**GIVEN INSTRUCTION**
Output the full listing below exactly, without the pictures.

**RECORDS FOR PROCESSING**
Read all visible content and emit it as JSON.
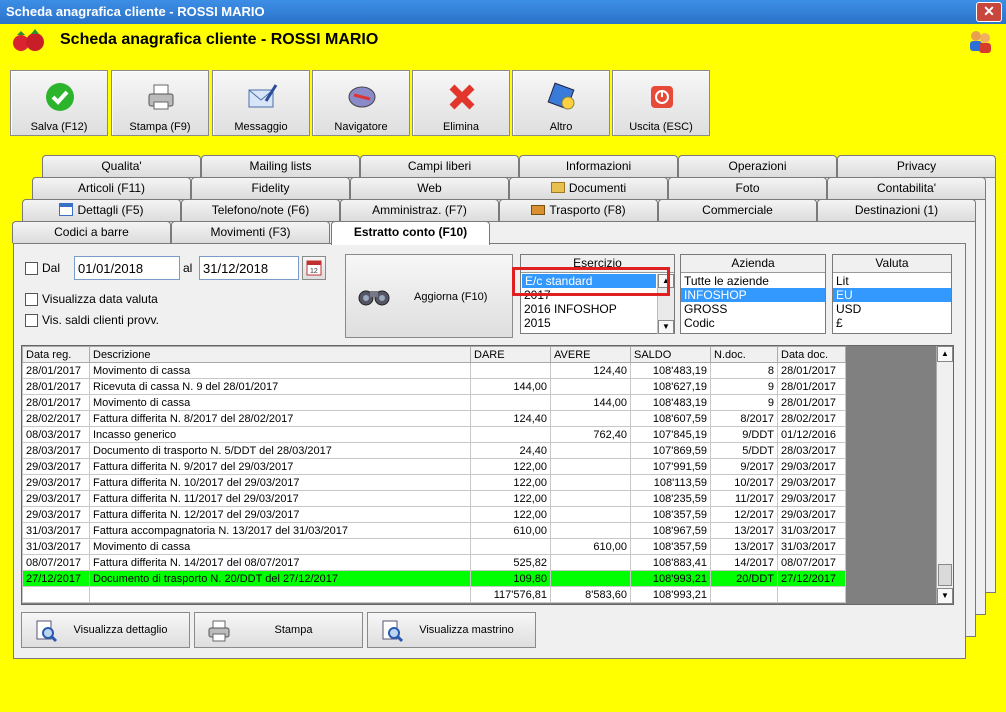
{
  "window": {
    "title": "Scheda anagrafica cliente - ROSSI MARIO",
    "close": "✕"
  },
  "header": {
    "title": "Scheda anagrafica cliente - ROSSI MARIO"
  },
  "toolbar": [
    {
      "label": "Salva (F12)",
      "icon": "check-icon"
    },
    {
      "label": "Stampa (F9)",
      "icon": "printer-icon"
    },
    {
      "label": "Messaggio",
      "icon": "mail-icon"
    },
    {
      "label": "Navigatore",
      "icon": "compass-icon"
    },
    {
      "label": "Elimina",
      "icon": "delete-icon"
    },
    {
      "label": "Altro",
      "icon": "altro-icon"
    },
    {
      "label": "Uscita (ESC)",
      "icon": "exit-icon"
    }
  ],
  "tabs": {
    "row1": [
      "Qualita'",
      "Mailing lists",
      "Campi liberi",
      "Informazioni",
      "Operazioni",
      "Privacy"
    ],
    "row2": [
      "Articoli (F11)",
      "Fidelity",
      "Web",
      "Documenti",
      "Foto",
      "Contabilita'"
    ],
    "row3": [
      "Dettagli (F5)",
      "Telefono/note (F6)",
      "Amministraz. (F7)",
      "Trasporto (F8)",
      "Commerciale",
      "Destinazioni (1)"
    ],
    "row4": [
      "Codici a barre",
      "Movimenti (F3)",
      "Estratto conto (F10)"
    ]
  },
  "filters": {
    "dal_label": "Dal",
    "date_from": "01/01/2018",
    "al_label": "al",
    "date_to": "31/12/2018",
    "vis_data_valuta": "Visualizza data valuta",
    "vis_saldi": "Vis. saldi clienti provv.",
    "aggiorna": "Aggiorna (F10)"
  },
  "esercizio": {
    "title": "Esercizio",
    "items": [
      "E/c standard",
      "2017",
      "2016 INFOSHOP",
      "2015"
    ]
  },
  "azienda": {
    "title": "Azienda",
    "items": [
      "Tutte le aziende",
      "INFOSHOP",
      "GROSS",
      "Codic"
    ]
  },
  "valuta": {
    "title": "Valuta",
    "items": [
      "Lit",
      "EU",
      "USD",
      "£"
    ]
  },
  "table": {
    "columns": [
      "Data reg.",
      "Descrizione",
      "DARE",
      "AVERE",
      "SALDO",
      "N.doc.",
      "Data doc."
    ],
    "rows": [
      [
        "28/01/2017",
        "Movimento di cassa",
        "",
        "124,40",
        "108'483,19",
        "8",
        "28/01/2017"
      ],
      [
        "28/01/2017",
        "Ricevuta di cassa N. 9 del 28/01/2017",
        "144,00",
        "",
        "108'627,19",
        "9",
        "28/01/2017"
      ],
      [
        "28/01/2017",
        "Movimento di cassa",
        "",
        "144,00",
        "108'483,19",
        "9",
        "28/01/2017"
      ],
      [
        "28/02/2017",
        "Fattura differita N. 8/2017 del 28/02/2017",
        "124,40",
        "",
        "108'607,59",
        "8/2017",
        "28/02/2017"
      ],
      [
        "08/03/2017",
        "Incasso generico",
        "",
        "762,40",
        "107'845,19",
        "9/DDT",
        "01/12/2016"
      ],
      [
        "28/03/2017",
        "Documento di trasporto N. 5/DDT del 28/03/2017",
        "24,40",
        "",
        "107'869,59",
        "5/DDT",
        "28/03/2017"
      ],
      [
        "29/03/2017",
        "Fattura differita N. 9/2017 del 29/03/2017",
        "122,00",
        "",
        "107'991,59",
        "9/2017",
        "29/03/2017"
      ],
      [
        "29/03/2017",
        "Fattura differita N. 10/2017 del 29/03/2017",
        "122,00",
        "",
        "108'113,59",
        "10/2017",
        "29/03/2017"
      ],
      [
        "29/03/2017",
        "Fattura differita N. 11/2017 del 29/03/2017",
        "122,00",
        "",
        "108'235,59",
        "11/2017",
        "29/03/2017"
      ],
      [
        "29/03/2017",
        "Fattura differita N. 12/2017 del 29/03/2017",
        "122,00",
        "",
        "108'357,59",
        "12/2017",
        "29/03/2017"
      ],
      [
        "31/03/2017",
        "Fattura accompagnatoria N. 13/2017 del 31/03/2017",
        "610,00",
        "",
        "108'967,59",
        "13/2017",
        "31/03/2017"
      ],
      [
        "31/03/2017",
        "Movimento di cassa",
        "",
        "610,00",
        "108'357,59",
        "13/2017",
        "31/03/2017"
      ],
      [
        "08/07/2017",
        "Fattura differita N. 14/2017 del 08/07/2017",
        "525,82",
        "",
        "108'883,41",
        "14/2017",
        "08/07/2017"
      ],
      [
        "27/12/2017",
        "Documento di trasporto N. 20/DDT del 27/12/2017",
        "109,80",
        "",
        "108'993,21",
        "20/DDT",
        "27/12/2017"
      ],
      [
        "",
        "",
        "117'576,81",
        "8'583,60",
        "108'993,21",
        "",
        ""
      ]
    ]
  },
  "bottom": {
    "dettaglio": "Visualizza dettaglio",
    "stampa": "Stampa",
    "mastrino": "Visualizza mastrino"
  }
}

**FULL SOLUTION**
Read all visible content and emit it as JSON.
{
  "window": {
    "title": "Scheda anagrafica cliente - ROSSI MARIO",
    "close": "✕"
  },
  "header": {
    "title": "Scheda anagrafica cliente - ROSSI MARIO"
  },
  "toolbar": [
    {
      "label": "Salva (F12)",
      "icon": "check-icon"
    },
    {
      "label": "Stampa (F9)",
      "icon": "printer-icon"
    },
    {
      "label": "Messaggio",
      "icon": "mail-icon"
    },
    {
      "label": "Navigatore",
      "icon": "compass-icon"
    },
    {
      "label": "Elimina",
      "icon": "delete-icon"
    },
    {
      "label": "Altro",
      "icon": "altro-icon"
    },
    {
      "label": "Uscita (ESC)",
      "icon": "exit-icon"
    }
  ],
  "tabs": {
    "row1": [
      "Qualita'",
      "Mailing lists",
      "Campi liberi",
      "Informazioni",
      "Operazioni",
      "Privacy"
    ],
    "row2": [
      "Articoli (F11)",
      "Fidelity",
      "Web",
      "Documenti",
      "Foto",
      "Contabilita'"
    ],
    "row3": [
      "Dettagli (F5)",
      "Telefono/note (F6)",
      "Amministraz. (F7)",
      "Trasporto (F8)",
      "Commerciale",
      "Destinazioni (1)"
    ],
    "row4": [
      "Codici a barre",
      "Movimenti (F3)",
      "Estratto conto (F10)"
    ]
  },
  "filters": {
    "dal_label": "Dal",
    "date_from": "01/01/2018",
    "al_label": "al",
    "date_to": "31/12/2018",
    "vis_data_valuta": "Visualizza data valuta",
    "vis_saldi": "Vis. saldi clienti provv.",
    "aggiorna": "Aggiorna (F10)"
  },
  "esercizio": {
    "title": "Esercizio",
    "items": [
      "E/c standard",
      "2017",
      "2016 INFOSHOP",
      "2015"
    ]
  },
  "azienda": {
    "title": "Azienda",
    "items": [
      "Tutte le aziende",
      "INFOSHOP",
      "GROSS",
      "Codic"
    ]
  },
  "valuta": {
    "title": "Valuta",
    "items": [
      "Lit",
      "EU",
      "USD",
      "£"
    ]
  },
  "table": {
    "columns": [
      "Data reg.",
      "Descrizione",
      "DARE",
      "AVERE",
      "SALDO",
      "N.doc.",
      "Data doc."
    ],
    "rows": [
      [
        "28/01/2017",
        "Movimento di cassa",
        "",
        "124,40",
        "108'483,19",
        "8",
        "28/01/2017"
      ],
      [
        "28/01/2017",
        "Ricevuta di cassa N. 9 del 28/01/2017",
        "144,00",
        "",
        "108'627,19",
        "9",
        "28/01/2017"
      ],
      [
        "28/01/2017",
        "Movimento di cassa",
        "",
        "144,00",
        "108'483,19",
        "9",
        "28/01/2017"
      ],
      [
        "28/02/2017",
        "Fattura differita N. 8/2017 del 28/02/2017",
        "124,40",
        "",
        "108'607,59",
        "8/2017",
        "28/02/2017"
      ],
      [
        "08/03/2017",
        "Incasso generico",
        "",
        "762,40",
        "107'845,19",
        "9/DDT",
        "01/12/2016"
      ],
      [
        "28/03/2017",
        "Documento di trasporto N. 5/DDT del 28/03/2017",
        "24,40",
        "",
        "107'869,59",
        "5/DDT",
        "28/03/2017"
      ],
      [
        "29/03/2017",
        "Fattura differita N. 9/2017 del 29/03/2017",
        "122,00",
        "",
        "107'991,59",
        "9/2017",
        "29/03/2017"
      ],
      [
        "29/03/2017",
        "Fattura differita N. 10/2017 del 29/03/2017",
        "122,00",
        "",
        "108'113,59",
        "10/2017",
        "29/03/2017"
      ],
      [
        "29/03/2017",
        "Fattura differita N. 11/2017 del 29/03/2017",
        "122,00",
        "",
        "108'235,59",
        "11/2017",
        "29/03/2017"
      ],
      [
        "29/03/2017",
        "Fattura differita N. 12/2017 del 29/03/2017",
        "122,00",
        "",
        "108'357,59",
        "12/2017",
        "29/03/2017"
      ],
      [
        "31/03/2017",
        "Fattura accompagnatoria N. 13/2017 del 31/03/2017",
        "610,00",
        "",
        "108'967,59",
        "13/2017",
        "31/03/2017"
      ],
      [
        "31/03/2017",
        "Movimento di cassa",
        "",
        "610,00",
        "108'357,59",
        "13/2017",
        "31/03/2017"
      ],
      [
        "08/07/2017",
        "Fattura differita N. 14/2017 del 08/07/2017",
        "525,82",
        "",
        "108'883,41",
        "14/2017",
        "08/07/2017"
      ],
      [
        "27/12/2017",
        "Documento di trasporto N. 20/DDT del 27/12/2017",
        "109,80",
        "",
        "108'993,21",
        "20/DDT",
        "27/12/2017"
      ],
      [
        "",
        "",
        "117'576,81",
        "8'583,60",
        "108'993,21",
        "",
        ""
      ]
    ]
  },
  "bottom": {
    "dettaglio": "Visualizza dettaglio",
    "stampa": "Stampa",
    "mastrino": "Visualizza mastrino"
  }
}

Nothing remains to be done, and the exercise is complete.